### TASK DESCRIPTION
Search the material for "caption" and show all lines that contain it.

### ITEMS

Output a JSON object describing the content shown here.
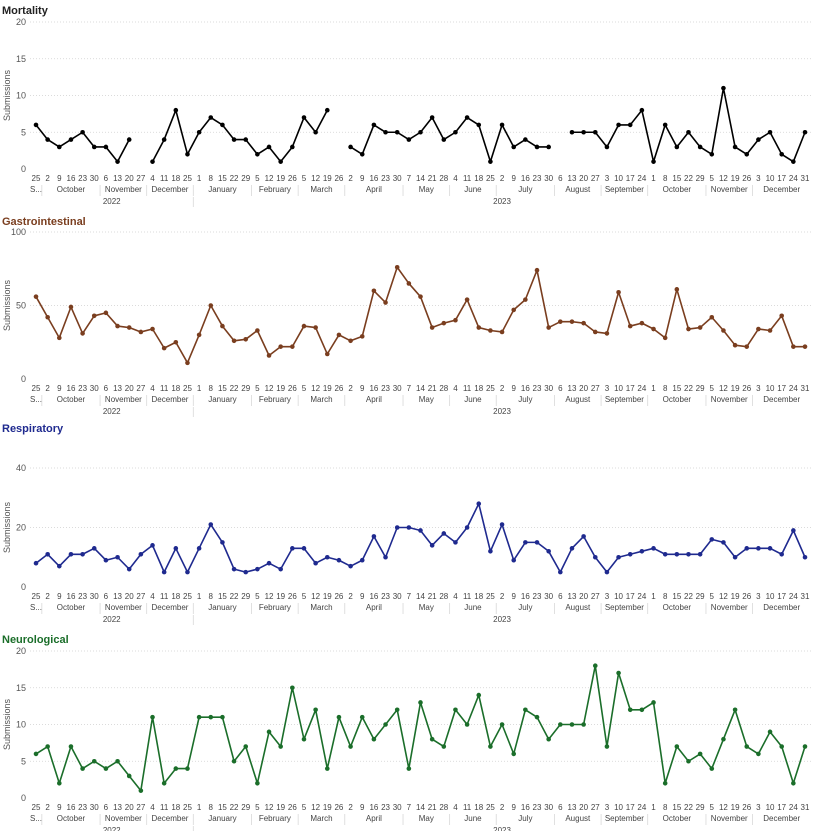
{
  "x_axis": {
    "dates": [
      "2022-09-25",
      "2022-10-02",
      "2022-10-09",
      "2022-10-16",
      "2022-10-23",
      "2022-10-30",
      "2022-11-06",
      "2022-11-13",
      "2022-11-20",
      "2022-11-27",
      "2022-12-04",
      "2022-12-11",
      "2022-12-18",
      "2022-12-25",
      "2023-01-01",
      "2023-01-08",
      "2023-01-15",
      "2023-01-22",
      "2023-01-29",
      "2023-02-05",
      "2023-02-12",
      "2023-02-19",
      "2023-02-26",
      "2023-03-05",
      "2023-03-12",
      "2023-03-19",
      "2023-03-26",
      "2023-04-02",
      "2023-04-09",
      "2023-04-16",
      "2023-04-23",
      "2023-04-30",
      "2023-05-07",
      "2023-05-14",
      "2023-05-21",
      "2023-05-28",
      "2023-06-04",
      "2023-06-11",
      "2023-06-18",
      "2023-06-25",
      "2023-07-02",
      "2023-07-09",
      "2023-07-16",
      "2023-07-23",
      "2023-07-30",
      "2023-08-06",
      "2023-08-13",
      "2023-08-20",
      "2023-08-27",
      "2023-09-03",
      "2023-09-10",
      "2023-09-17",
      "2023-09-24",
      "2023-10-01",
      "2023-10-08",
      "2023-10-15",
      "2023-10-22",
      "2023-10-29",
      "2023-11-05",
      "2023-11-12",
      "2023-11-19",
      "2023-11-26",
      "2023-12-03",
      "2023-12-10",
      "2023-12-17",
      "2023-12-24",
      "2023-12-31"
    ],
    "day_labels": [
      "25",
      "2",
      "9",
      "16",
      "23",
      "30",
      "6",
      "13",
      "20",
      "27",
      "4",
      "11",
      "18",
      "25",
      "1",
      "8",
      "15",
      "22",
      "29",
      "5",
      "12",
      "19",
      "26",
      "5",
      "12",
      "19",
      "26",
      "2",
      "9",
      "16",
      "23",
      "30",
      "7",
      "14",
      "21",
      "28",
      "4",
      "11",
      "18",
      "25",
      "2",
      "9",
      "16",
      "23",
      "30",
      "6",
      "13",
      "20",
      "27",
      "3",
      "10",
      "17",
      "24",
      "1",
      "8",
      "15",
      "22",
      "29",
      "5",
      "12",
      "19",
      "26",
      "3",
      "10",
      "17",
      "24",
      "31"
    ],
    "months": [
      {
        "label": "S...",
        "start": 0,
        "end": 0
      },
      {
        "label": "October",
        "start": 1,
        "end": 5
      },
      {
        "label": "November",
        "start": 6,
        "end": 9
      },
      {
        "label": "December",
        "start": 10,
        "end": 13
      },
      {
        "label": "January",
        "start": 14,
        "end": 18
      },
      {
        "label": "February",
        "start": 19,
        "end": 22
      },
      {
        "label": "March",
        "start": 23,
        "end": 26
      },
      {
        "label": "April",
        "start": 27,
        "end": 31
      },
      {
        "label": "May",
        "start": 32,
        "end": 35
      },
      {
        "label": "June",
        "start": 36,
        "end": 39
      },
      {
        "label": "July",
        "start": 40,
        "end": 44
      },
      {
        "label": "August",
        "start": 45,
        "end": 48
      },
      {
        "label": "September",
        "start": 49,
        "end": 52
      },
      {
        "label": "October",
        "start": 53,
        "end": 57
      },
      {
        "label": "November",
        "start": 58,
        "end": 61
      },
      {
        "label": "December",
        "start": 62,
        "end": 66
      }
    ],
    "years": [
      {
        "label": "2022",
        "start": 0,
        "end": 13
      },
      {
        "label": "2023",
        "start": 14,
        "end": 66
      }
    ]
  },
  "chart_data": [
    {
      "type": "line",
      "title": "Mortality",
      "ylabel": "Submissions",
      "ylim": [
        0,
        20
      ],
      "yticks": [
        0,
        5,
        10,
        15,
        20
      ],
      "color": "#000000",
      "series": [
        {
          "values": [
            6,
            4,
            3,
            4,
            5,
            3,
            3,
            1,
            4,
            null,
            1,
            4,
            8,
            2,
            5,
            7,
            6,
            4,
            4,
            2,
            3,
            1,
            3,
            7,
            5,
            8,
            null,
            3,
            2,
            6,
            5,
            5,
            4,
            5,
            7,
            4,
            5,
            7,
            6,
            1,
            6,
            3,
            4,
            3,
            3,
            null,
            5,
            5,
            5,
            3,
            6,
            6,
            8,
            1,
            6,
            3,
            5,
            3,
            2,
            11,
            3,
            2,
            4,
            5,
            2,
            1,
            5
          ]
        }
      ]
    },
    {
      "type": "line",
      "title": "Gastrointestinal",
      "ylabel": "Submissions",
      "ylim": [
        0,
        100
      ],
      "yticks": [
        0,
        50,
        100
      ],
      "color": "#7a3e1f",
      "series": [
        {
          "values": [
            56,
            42,
            28,
            49,
            31,
            43,
            45,
            36,
            35,
            32,
            34,
            21,
            25,
            11,
            30,
            50,
            36,
            26,
            27,
            33,
            16,
            22,
            22,
            36,
            35,
            17,
            30,
            26,
            29,
            60,
            52,
            76,
            65,
            56,
            35,
            38,
            40,
            54,
            35,
            33,
            32,
            47,
            54,
            74,
            35,
            39,
            39,
            38,
            32,
            31,
            59,
            36,
            38,
            34,
            28,
            61,
            34,
            35,
            42,
            33,
            23,
            22,
            34,
            33,
            43,
            22,
            22
          ]
        }
      ]
    },
    {
      "type": "line",
      "title": "Respiratory",
      "ylabel": "Submissions",
      "ylim": [
        0,
        40
      ],
      "yticks": [
        0,
        20,
        40
      ],
      "color": "#1f2a8f",
      "series": [
        {
          "values": [
            8,
            11,
            7,
            11,
            11,
            13,
            9,
            10,
            6,
            11,
            14,
            5,
            13,
            5,
            13,
            21,
            15,
            6,
            5,
            6,
            8,
            6,
            13,
            13,
            8,
            10,
            9,
            7,
            9,
            17,
            10,
            20,
            20,
            19,
            14,
            18,
            15,
            20,
            28,
            12,
            21,
            9,
            15,
            15,
            12,
            5,
            13,
            17,
            10,
            5,
            10,
            11,
            12,
            13,
            11,
            11,
            11,
            11,
            16,
            15,
            10,
            13,
            13,
            13,
            11,
            19,
            10
          ]
        }
      ]
    },
    {
      "type": "line",
      "title": "Neurological",
      "ylabel": "Submissions",
      "ylim": [
        0,
        20
      ],
      "yticks": [
        0,
        5,
        10,
        15,
        20
      ],
      "color": "#1b6e2a",
      "series": [
        {
          "values": [
            6,
            7,
            2,
            7,
            4,
            5,
            4,
            5,
            3,
            1,
            11,
            2,
            4,
            4,
            11,
            11,
            11,
            5,
            7,
            2,
            9,
            7,
            15,
            8,
            12,
            4,
            11,
            7,
            11,
            8,
            10,
            12,
            4,
            13,
            8,
            7,
            12,
            10,
            14,
            7,
            10,
            6,
            12,
            11,
            8,
            10,
            10,
            10,
            18,
            7,
            17,
            12,
            12,
            13,
            2,
            7,
            5,
            6,
            4,
            8,
            12,
            7,
            6,
            9,
            7,
            2,
            7
          ]
        }
      ]
    }
  ]
}
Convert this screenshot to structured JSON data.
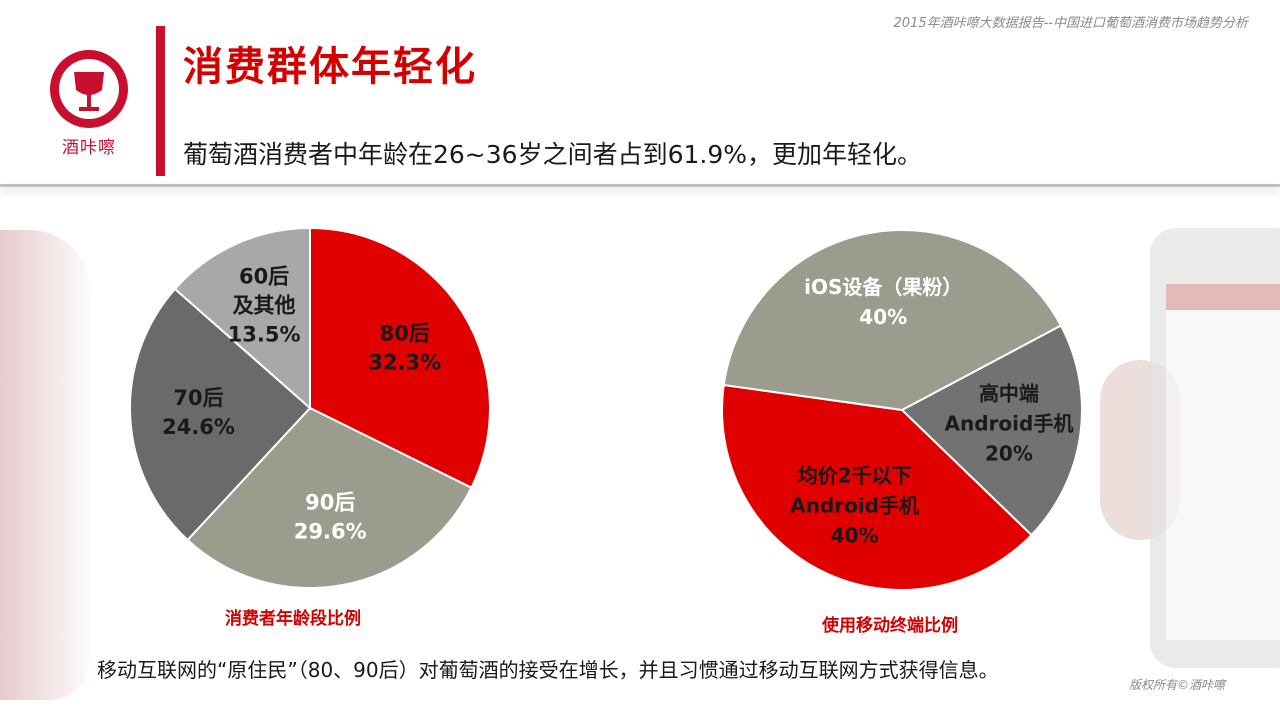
{
  "header": {
    "report_title": "2015年酒咔嚓大数据报告--中国进口葡萄酒消费市场趋势分析",
    "logo_text": "酒咔嚓",
    "slide_title": "消费群体年轻化",
    "subtitle": "葡萄酒消费者中年龄在26~36岁之间者占到61.9%，更加年轻化。"
  },
  "colors": {
    "accent_red": "#d40000",
    "gray": "#9c9c8e",
    "dark_gray": "#6a6a6a",
    "light_gray": "#a8a8a8"
  },
  "chart_data": [
    {
      "type": "pie",
      "caption": "消费者年龄段比例",
      "slices": [
        {
          "label_lines": [
            "80后"
          ],
          "value": 32.3,
          "value_label": "32.3%",
          "color": "#e00000",
          "text_color": "#1a1a1a"
        },
        {
          "label_lines": [
            "90后"
          ],
          "value": 29.6,
          "value_label": "29.6%",
          "color": "#9c9c8e",
          "text_color": "#ffffff"
        },
        {
          "label_lines": [
            "70后"
          ],
          "value": 24.6,
          "value_label": "24.6%",
          "color": "#6a6a6a",
          "text_color": "#1a1a1a"
        },
        {
          "label_lines": [
            "60后",
            "及其他"
          ],
          "value": 13.5,
          "value_label": "13.5%",
          "color": "#a8a8a8",
          "text_color": "#1a1a1a"
        }
      ]
    },
    {
      "type": "pie",
      "caption": "使用移动终端比例",
      "slices": [
        {
          "label_lines": [
            "高中端",
            "Android手机"
          ],
          "value": 20,
          "value_label": "20%",
          "color": "#727272",
          "text_color": "#1a1a1a"
        },
        {
          "label_lines": [
            "均价2千以下",
            "Android手机"
          ],
          "value": 40,
          "value_label": "40%",
          "color": "#e00000",
          "text_color": "#1a1a1a"
        },
        {
          "label_lines": [
            "iOS设备（果粉）"
          ],
          "value": 40,
          "value_label": "40%",
          "color": "#9c9c8e",
          "text_color": "#ffffff"
        }
      ]
    }
  ],
  "footer": {
    "text": "移动互联网的“原住民”（80、90后）对葡萄酒的接受在增长，并且习惯通过移动互联网方式获得信息。",
    "copyright": "版权所有©酒咔嚓"
  }
}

### OUTPUT FOR THIS EXERCISE
      "caption": "消费者年龄段比例",
      "caption": "使用移动终端比例",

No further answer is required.